* **Supplied entries**:
———

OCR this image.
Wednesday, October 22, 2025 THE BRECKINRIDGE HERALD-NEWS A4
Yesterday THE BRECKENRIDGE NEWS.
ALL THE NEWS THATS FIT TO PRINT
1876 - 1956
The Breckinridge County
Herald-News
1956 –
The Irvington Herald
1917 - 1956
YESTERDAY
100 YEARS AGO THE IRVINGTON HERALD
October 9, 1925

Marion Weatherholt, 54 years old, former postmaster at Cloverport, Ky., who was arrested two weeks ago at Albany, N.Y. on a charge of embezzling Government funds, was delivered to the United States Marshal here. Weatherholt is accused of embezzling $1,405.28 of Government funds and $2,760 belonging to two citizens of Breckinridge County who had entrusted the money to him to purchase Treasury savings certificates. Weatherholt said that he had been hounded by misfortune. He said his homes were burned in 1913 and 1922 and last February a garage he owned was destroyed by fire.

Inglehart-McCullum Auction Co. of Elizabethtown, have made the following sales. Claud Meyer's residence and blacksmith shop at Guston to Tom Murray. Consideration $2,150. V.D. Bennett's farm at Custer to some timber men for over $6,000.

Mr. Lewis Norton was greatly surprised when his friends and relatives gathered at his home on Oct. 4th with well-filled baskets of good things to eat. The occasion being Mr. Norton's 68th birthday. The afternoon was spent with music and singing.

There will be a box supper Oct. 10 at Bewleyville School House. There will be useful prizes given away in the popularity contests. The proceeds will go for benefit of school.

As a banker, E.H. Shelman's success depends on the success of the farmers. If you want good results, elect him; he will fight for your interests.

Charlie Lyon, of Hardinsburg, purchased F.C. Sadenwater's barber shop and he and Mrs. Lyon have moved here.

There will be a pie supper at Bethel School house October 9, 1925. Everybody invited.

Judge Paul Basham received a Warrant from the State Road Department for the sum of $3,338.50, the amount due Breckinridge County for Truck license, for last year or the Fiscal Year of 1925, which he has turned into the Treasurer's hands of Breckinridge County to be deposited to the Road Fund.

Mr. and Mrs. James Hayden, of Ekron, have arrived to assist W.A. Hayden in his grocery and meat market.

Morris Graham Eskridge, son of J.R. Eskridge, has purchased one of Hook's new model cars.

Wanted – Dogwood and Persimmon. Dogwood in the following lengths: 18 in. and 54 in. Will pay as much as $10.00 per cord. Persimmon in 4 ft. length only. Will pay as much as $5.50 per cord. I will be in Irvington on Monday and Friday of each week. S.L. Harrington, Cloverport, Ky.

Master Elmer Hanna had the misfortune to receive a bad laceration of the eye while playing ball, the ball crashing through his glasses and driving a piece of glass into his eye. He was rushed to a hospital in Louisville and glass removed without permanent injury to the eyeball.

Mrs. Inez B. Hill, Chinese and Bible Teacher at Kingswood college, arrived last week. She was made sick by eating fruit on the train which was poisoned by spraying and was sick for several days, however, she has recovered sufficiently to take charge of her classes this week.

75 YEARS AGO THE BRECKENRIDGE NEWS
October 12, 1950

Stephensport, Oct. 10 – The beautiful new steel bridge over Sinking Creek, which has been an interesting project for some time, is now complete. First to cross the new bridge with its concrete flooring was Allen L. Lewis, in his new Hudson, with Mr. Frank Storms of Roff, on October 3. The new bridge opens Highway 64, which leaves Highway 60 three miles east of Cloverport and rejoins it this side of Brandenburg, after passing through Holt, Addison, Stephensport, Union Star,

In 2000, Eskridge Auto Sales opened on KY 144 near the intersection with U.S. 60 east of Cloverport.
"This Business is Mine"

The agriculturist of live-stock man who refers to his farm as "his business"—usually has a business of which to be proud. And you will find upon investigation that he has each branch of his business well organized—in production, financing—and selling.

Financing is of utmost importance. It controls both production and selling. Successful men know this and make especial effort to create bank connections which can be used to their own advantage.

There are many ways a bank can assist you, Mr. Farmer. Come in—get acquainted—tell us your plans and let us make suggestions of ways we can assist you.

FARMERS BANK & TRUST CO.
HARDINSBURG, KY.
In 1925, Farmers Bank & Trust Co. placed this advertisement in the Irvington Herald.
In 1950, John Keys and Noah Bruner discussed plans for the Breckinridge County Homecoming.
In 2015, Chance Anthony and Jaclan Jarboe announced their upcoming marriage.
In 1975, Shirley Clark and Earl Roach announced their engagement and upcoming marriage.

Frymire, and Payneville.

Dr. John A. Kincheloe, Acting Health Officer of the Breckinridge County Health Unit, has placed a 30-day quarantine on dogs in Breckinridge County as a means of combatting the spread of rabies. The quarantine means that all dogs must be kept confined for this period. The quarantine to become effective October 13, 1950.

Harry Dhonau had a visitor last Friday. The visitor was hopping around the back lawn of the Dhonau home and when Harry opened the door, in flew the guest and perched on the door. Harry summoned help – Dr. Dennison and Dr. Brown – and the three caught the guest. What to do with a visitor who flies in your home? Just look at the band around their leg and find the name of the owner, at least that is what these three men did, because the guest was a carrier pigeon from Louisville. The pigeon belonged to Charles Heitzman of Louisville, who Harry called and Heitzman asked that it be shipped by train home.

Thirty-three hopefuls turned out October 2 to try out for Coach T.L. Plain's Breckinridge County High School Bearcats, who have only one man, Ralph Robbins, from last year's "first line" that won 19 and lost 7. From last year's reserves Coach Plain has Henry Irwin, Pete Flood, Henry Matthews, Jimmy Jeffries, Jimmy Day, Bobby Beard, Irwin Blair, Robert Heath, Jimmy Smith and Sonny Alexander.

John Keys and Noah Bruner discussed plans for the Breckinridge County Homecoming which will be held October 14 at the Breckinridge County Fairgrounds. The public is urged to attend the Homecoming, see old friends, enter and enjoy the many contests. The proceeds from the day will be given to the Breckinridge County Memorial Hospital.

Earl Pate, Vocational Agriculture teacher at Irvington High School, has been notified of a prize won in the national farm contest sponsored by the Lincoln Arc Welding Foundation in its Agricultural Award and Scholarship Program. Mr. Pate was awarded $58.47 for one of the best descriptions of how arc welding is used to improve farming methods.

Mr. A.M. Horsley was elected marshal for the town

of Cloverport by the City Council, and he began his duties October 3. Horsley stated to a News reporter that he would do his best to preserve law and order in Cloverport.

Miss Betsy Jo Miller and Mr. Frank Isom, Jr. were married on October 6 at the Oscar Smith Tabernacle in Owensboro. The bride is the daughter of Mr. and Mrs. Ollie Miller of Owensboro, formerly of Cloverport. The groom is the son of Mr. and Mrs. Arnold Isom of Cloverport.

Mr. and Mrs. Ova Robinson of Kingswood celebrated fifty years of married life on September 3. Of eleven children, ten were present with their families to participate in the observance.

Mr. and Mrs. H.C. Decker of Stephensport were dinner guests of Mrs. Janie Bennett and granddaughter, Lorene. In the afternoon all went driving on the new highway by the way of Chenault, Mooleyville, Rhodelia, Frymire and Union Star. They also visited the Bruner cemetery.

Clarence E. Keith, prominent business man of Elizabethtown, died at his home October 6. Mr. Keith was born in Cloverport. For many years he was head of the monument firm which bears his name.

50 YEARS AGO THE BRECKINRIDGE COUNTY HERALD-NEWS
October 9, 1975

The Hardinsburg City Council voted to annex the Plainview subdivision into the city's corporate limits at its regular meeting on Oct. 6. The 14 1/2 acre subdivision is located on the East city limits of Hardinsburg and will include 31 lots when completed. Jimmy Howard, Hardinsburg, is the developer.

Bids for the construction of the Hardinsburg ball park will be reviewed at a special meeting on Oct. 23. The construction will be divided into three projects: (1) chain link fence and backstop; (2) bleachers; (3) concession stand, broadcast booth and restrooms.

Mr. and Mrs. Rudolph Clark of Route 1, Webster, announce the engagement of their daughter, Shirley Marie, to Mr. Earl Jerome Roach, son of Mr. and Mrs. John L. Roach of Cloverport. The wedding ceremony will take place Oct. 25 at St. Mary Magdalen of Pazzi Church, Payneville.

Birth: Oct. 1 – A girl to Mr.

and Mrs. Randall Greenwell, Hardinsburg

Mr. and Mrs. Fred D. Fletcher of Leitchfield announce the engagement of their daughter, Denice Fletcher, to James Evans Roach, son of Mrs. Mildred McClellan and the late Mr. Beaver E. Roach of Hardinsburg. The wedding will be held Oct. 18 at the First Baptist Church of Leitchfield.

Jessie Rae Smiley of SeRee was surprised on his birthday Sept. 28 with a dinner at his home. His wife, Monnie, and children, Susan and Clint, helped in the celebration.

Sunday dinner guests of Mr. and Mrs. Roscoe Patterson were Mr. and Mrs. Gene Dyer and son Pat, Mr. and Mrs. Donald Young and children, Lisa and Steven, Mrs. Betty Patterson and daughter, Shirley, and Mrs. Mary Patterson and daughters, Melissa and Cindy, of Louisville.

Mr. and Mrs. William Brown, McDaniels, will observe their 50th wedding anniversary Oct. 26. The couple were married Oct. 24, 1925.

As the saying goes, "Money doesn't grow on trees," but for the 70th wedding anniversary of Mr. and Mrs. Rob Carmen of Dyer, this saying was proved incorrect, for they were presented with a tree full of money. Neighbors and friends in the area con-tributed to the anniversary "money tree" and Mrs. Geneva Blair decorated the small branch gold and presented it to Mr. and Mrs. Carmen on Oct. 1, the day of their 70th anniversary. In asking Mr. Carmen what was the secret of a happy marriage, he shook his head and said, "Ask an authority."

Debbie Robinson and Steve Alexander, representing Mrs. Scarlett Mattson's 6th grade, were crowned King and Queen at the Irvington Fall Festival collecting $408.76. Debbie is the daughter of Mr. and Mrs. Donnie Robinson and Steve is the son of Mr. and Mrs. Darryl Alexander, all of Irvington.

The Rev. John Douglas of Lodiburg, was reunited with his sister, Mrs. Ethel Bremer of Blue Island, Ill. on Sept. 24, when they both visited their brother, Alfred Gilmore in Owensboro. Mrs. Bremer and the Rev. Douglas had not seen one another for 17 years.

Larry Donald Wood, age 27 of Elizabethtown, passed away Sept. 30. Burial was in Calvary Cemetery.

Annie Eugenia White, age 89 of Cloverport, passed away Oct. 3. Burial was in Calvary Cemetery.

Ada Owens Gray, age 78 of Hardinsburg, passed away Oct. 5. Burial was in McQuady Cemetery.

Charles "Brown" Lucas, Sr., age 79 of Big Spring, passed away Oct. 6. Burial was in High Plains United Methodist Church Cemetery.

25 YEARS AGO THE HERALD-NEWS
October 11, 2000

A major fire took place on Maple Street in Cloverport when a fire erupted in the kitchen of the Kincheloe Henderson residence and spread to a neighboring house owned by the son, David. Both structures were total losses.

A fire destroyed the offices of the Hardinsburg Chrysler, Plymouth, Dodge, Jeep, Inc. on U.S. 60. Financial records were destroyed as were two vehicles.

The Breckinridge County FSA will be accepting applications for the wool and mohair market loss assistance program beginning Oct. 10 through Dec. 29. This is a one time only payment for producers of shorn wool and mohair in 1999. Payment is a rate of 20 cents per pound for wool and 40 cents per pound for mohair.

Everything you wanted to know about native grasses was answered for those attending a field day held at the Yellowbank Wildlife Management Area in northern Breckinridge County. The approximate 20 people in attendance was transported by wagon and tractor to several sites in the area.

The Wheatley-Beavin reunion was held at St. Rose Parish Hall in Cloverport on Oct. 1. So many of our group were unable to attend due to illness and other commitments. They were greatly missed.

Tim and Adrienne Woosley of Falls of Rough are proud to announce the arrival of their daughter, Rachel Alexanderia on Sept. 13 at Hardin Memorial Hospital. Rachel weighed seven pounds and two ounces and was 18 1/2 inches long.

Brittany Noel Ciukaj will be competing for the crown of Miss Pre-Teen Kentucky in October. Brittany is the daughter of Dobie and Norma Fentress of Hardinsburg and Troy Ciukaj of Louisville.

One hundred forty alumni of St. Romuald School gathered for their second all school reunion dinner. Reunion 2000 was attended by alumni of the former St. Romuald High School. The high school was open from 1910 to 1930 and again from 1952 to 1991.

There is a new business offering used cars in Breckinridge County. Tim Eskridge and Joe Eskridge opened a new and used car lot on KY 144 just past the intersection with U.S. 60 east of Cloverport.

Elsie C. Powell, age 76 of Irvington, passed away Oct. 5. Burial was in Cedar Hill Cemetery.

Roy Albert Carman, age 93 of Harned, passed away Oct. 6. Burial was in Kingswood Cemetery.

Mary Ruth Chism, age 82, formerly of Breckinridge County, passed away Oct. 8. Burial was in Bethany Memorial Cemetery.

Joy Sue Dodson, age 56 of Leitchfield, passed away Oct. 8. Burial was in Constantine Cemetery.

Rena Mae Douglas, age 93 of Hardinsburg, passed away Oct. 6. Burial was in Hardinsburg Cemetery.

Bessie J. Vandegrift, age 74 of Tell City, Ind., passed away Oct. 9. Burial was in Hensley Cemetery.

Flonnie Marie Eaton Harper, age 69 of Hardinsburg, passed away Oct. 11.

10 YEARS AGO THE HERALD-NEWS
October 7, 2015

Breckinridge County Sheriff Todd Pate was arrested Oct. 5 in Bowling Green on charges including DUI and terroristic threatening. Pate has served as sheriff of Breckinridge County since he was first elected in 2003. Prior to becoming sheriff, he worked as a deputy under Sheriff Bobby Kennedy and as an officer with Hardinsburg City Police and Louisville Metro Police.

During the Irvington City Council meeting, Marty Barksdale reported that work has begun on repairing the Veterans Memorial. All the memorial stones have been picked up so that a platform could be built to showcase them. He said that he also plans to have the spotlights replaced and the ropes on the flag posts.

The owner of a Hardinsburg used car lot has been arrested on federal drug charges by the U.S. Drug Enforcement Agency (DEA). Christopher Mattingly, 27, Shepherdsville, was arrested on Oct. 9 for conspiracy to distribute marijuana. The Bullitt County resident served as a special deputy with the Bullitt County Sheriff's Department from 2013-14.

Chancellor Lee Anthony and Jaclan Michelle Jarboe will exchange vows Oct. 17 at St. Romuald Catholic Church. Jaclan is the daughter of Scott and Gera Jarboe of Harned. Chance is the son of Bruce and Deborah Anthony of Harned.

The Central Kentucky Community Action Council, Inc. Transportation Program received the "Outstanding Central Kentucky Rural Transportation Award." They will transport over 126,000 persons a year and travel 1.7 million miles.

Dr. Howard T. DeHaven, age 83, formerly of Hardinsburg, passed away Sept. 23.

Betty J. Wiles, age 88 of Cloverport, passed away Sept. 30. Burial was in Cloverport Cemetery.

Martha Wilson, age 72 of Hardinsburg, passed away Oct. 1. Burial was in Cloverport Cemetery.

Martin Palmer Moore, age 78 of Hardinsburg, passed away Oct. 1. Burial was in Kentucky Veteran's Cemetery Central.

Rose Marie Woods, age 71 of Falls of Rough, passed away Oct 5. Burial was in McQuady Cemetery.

———

* **Directions for this task**: Which lines of the material contain the string "Jimmy"? List each of them.

* **Reply**:
Thirty-three hopefuls turned out October 2 to try out for Coach T.L. Plain's Breckinridge County High School Bearcats, who have only one man, Ralph Robbins, from last year's "first line" that won 19 and lost 7. From last year's reserves Coach Plain has Henry Irwin, Pete Flood, Henry Matthews, Jimmy Jeffries, Jimmy Day, Bobby Beard, Irwin Blair, Robert Heath, Jimmy Smith and Sonny Alexander.
The Hardinsburg City Council voted to annex the Plainview subdivision into the city's corporate limits at its regular meeting on Oct. 6. The 14 1/2 acre subdivision is located on the East city limits of Hardinsburg and will include 31 lots when completed. Jimmy Howard, Hardinsburg, is the developer.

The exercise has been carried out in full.